§ **AIM OF THE EXERCISE**: Quote all of the data exactly as given. Skip every picture it contains.

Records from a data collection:
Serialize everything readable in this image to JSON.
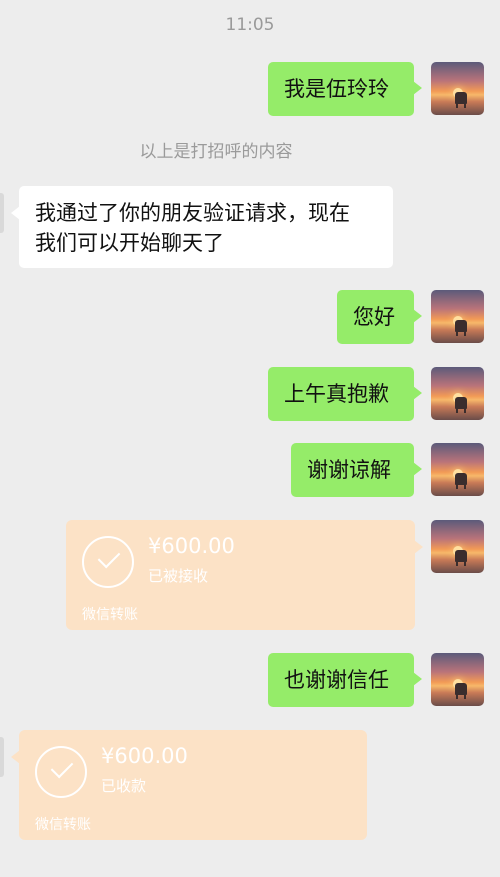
{
  "header": {
    "time": "11:05"
  },
  "system_notice": "以上是打招呼的内容",
  "messages": [
    {
      "text": "我是伍玲玲"
    },
    {
      "text": "我通过了你的朋友验证请求，现在",
      "text2": "我们可以开始聊天了"
    },
    {
      "text": "您好"
    },
    {
      "text": "上午真抱歉"
    },
    {
      "text": "谢谢谅解"
    },
    {
      "amount": "¥600.00",
      "status": "已被接收",
      "source": "微信转账"
    },
    {
      "text": "也谢谢信任"
    },
    {
      "amount": "¥600.00",
      "status": "已收款",
      "source": "微信转账"
    }
  ],
  "colors": {
    "background": "#ededed",
    "outgoing_bubble": "#95ec69",
    "incoming_bubble": "#ffffff",
    "transfer_card": "#fce2c6"
  },
  "icons": [
    "avatar-sunset-horse",
    "check-circle-icon"
  ]
}
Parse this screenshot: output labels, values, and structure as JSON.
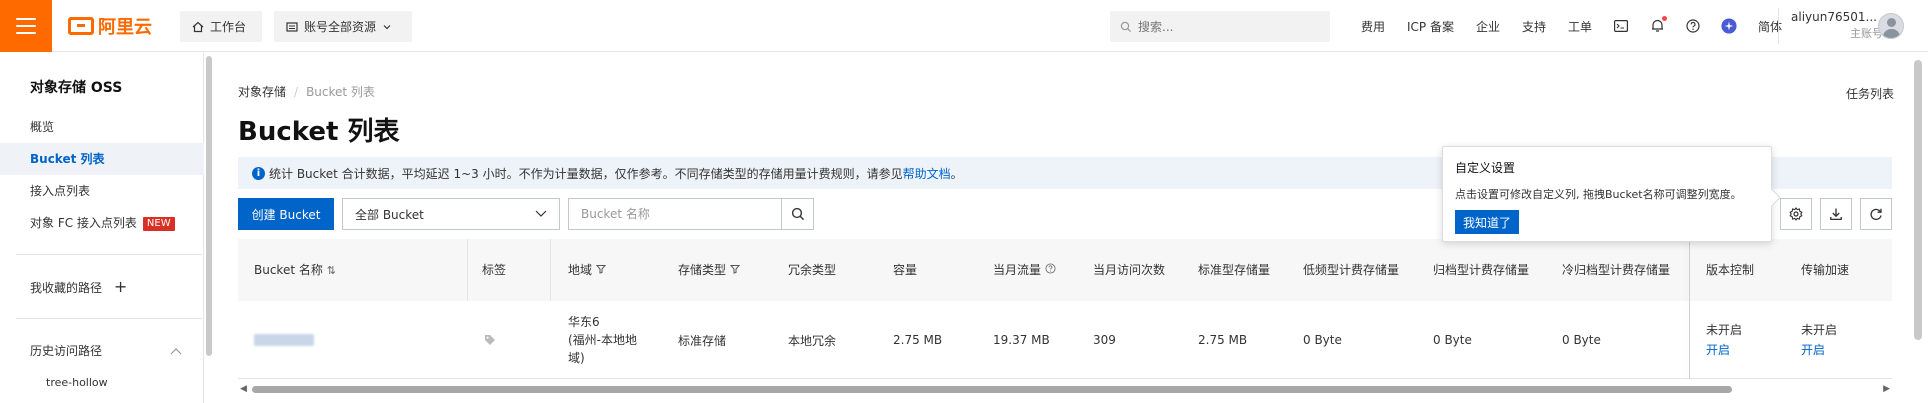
{
  "header": {
    "logo_text": "阿里云",
    "workbench": "工作台",
    "resources": "账号全部资源",
    "search_placeholder": "搜索...",
    "links": [
      "费用",
      "ICP 备案",
      "企业",
      "支持",
      "工单"
    ],
    "language": "简体",
    "user_name": "aliyun76501...",
    "user_role": "主账号"
  },
  "sidebar": {
    "title": "对象存储 OSS",
    "items": [
      "概览",
      "Bucket 列表",
      "接入点列表",
      "对象 FC 接入点列表"
    ],
    "new_badge": "NEW",
    "favorites": "我收藏的路径",
    "history": "历史访问路径",
    "history_items": [
      "tree-hollow"
    ]
  },
  "main": {
    "breadcrumb_root": "对象存储",
    "breadcrumb_current": "Bucket 列表",
    "title": "Bucket 列表",
    "task_list": "任务列表",
    "notice_text": "统计 Bucket 合计数据，平均延迟 1~3 小时。不作为计量数据，仅作参考。不同存储类型的存储用量计费规则，请参见",
    "notice_link": "帮助文档",
    "notice_end": "。",
    "create_button": "创建 Bucket",
    "filter_select": "全部 Bucket",
    "name_placeholder": "Bucket 名称"
  },
  "tooltip": {
    "title": "自定义设置",
    "text": "点击设置可修改自定义列, 拖拽Bucket名称可调整列宽度。",
    "button": "我知道了"
  },
  "table": {
    "headers": [
      "Bucket 名称",
      "标签",
      "地域",
      "存储类型",
      "冗余类型",
      "容量",
      "当月流量",
      "当月访问次数",
      "标准型存储量",
      "低频型计费存储量",
      "归档型计费存储量",
      "冷归档型计费存储量",
      "版本控制",
      "传输加速"
    ],
    "rows": [
      {
        "region": [
          "华东6",
          "(福州-本地地",
          "域)"
        ],
        "storage_type": "标准存储",
        "redundancy": "本地冗余",
        "capacity": "2.75 MB",
        "traffic": "19.37 MB",
        "visits": "309",
        "standard": "2.75 MB",
        "ia": "0 Byte",
        "archive": "0 Byte",
        "cold": "0 Byte",
        "versioning": "未开启",
        "versioning_action": "开启",
        "acceleration": "未开启",
        "acceleration_action": "开启"
      }
    ]
  },
  "colors": {
    "brand": "#ff6a00",
    "primary": "#0064c8",
    "new_badge": "#d93026"
  }
}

§ **EXERCISE ANSWER**:
Serialize everything readable in this image to JSON.
{
  "header": {
    "time": "11:05"
  },
  "system_notice": "以上是打招呼的内容",
  "messages": [
    {
      "text": "我是伍玲玲"
    },
    {
      "text": "我通过了你的朋友验证请求，现在",
      "text2": "我们可以开始聊天了"
    },
    {
      "text": "您好"
    },
    {
      "text": "上午真抱歉"
    },
    {
      "text": "谢谢谅解"
    },
    {
      "amount": "¥600.00",
      "status": "已被接收",
      "source": "微信转账"
    },
    {
      "text": "也谢谢信任"
    },
    {
      "amount": "¥600.00",
      "status": "已收款",
      "source": "微信转账"
    }
  ],
  "colors": {
    "background": "#ededed",
    "outgoing_bubble": "#95ec69",
    "incoming_bubble": "#ffffff",
    "transfer_card": "#fce2c6"
  },
  "icons": [
    "avatar-sunset-horse",
    "check-circle-icon"
  ]
}
Parse this screenshot: output labels, values, and structure as JSON.
{
  "header": {
    "logo_text": "阿里云",
    "workbench": "工作台",
    "resources": "账号全部资源",
    "search_placeholder": "搜索...",
    "links": [
      "费用",
      "ICP 备案",
      "企业",
      "支持",
      "工单"
    ],
    "language": "简体",
    "user_name": "aliyun76501...",
    "user_role": "主账号"
  },
  "sidebar": {
    "title": "对象存储 OSS",
    "items": [
      "概览",
      "Bucket 列表",
      "接入点列表",
      "对象 FC 接入点列表"
    ],
    "new_badge": "NEW",
    "favorites": "我收藏的路径",
    "history": "历史访问路径",
    "history_items": [
      "tree-hollow"
    ]
  },
  "main": {
    "breadcrumb_root": "对象存储",
    "breadcrumb_current": "Bucket 列表",
    "title": "Bucket 列表",
    "task_list": "任务列表",
    "notice_text": "统计 Bucket 合计数据，平均延迟 1~3 小时。不作为计量数据，仅作参考。不同存储类型的存储用量计费规则，请参见",
    "notice_link": "帮助文档",
    "notice_end": "。",
    "create_button": "创建 Bucket",
    "filter_select": "全部 Bucket",
    "name_placeholder": "Bucket 名称"
  },
  "tooltip": {
    "title": "自定义设置",
    "text": "点击设置可修改自定义列, 拖拽Bucket名称可调整列宽度。",
    "button": "我知道了"
  },
  "table": {
    "headers": [
      "Bucket 名称",
      "标签",
      "地域",
      "存储类型",
      "冗余类型",
      "容量",
      "当月流量",
      "当月访问次数",
      "标准型存储量",
      "低频型计费存储量",
      "归档型计费存储量",
      "冷归档型计费存储量",
      "版本控制",
      "传输加速"
    ],
    "rows": [
      {
        "region": [
          "华东6",
          "(福州-本地地",
          "域)"
        ],
        "storage_type": "标准存储",
        "redundancy": "本地冗余",
        "capacity": "2.75 MB",
        "traffic": "19.37 MB",
        "visits": "309",
        "standard": "2.75 MB",
        "ia": "0 Byte",
        "archive": "0 Byte",
        "cold": "0 Byte",
        "versioning": "未开启",
        "versioning_action": "开启",
        "acceleration": "未开启",
        "acceleration_action": "开启"
      }
    ]
  },
  "colors": {
    "brand": "#ff6a00",
    "primary": "#0064c8",
    "new_badge": "#d93026"
  }
}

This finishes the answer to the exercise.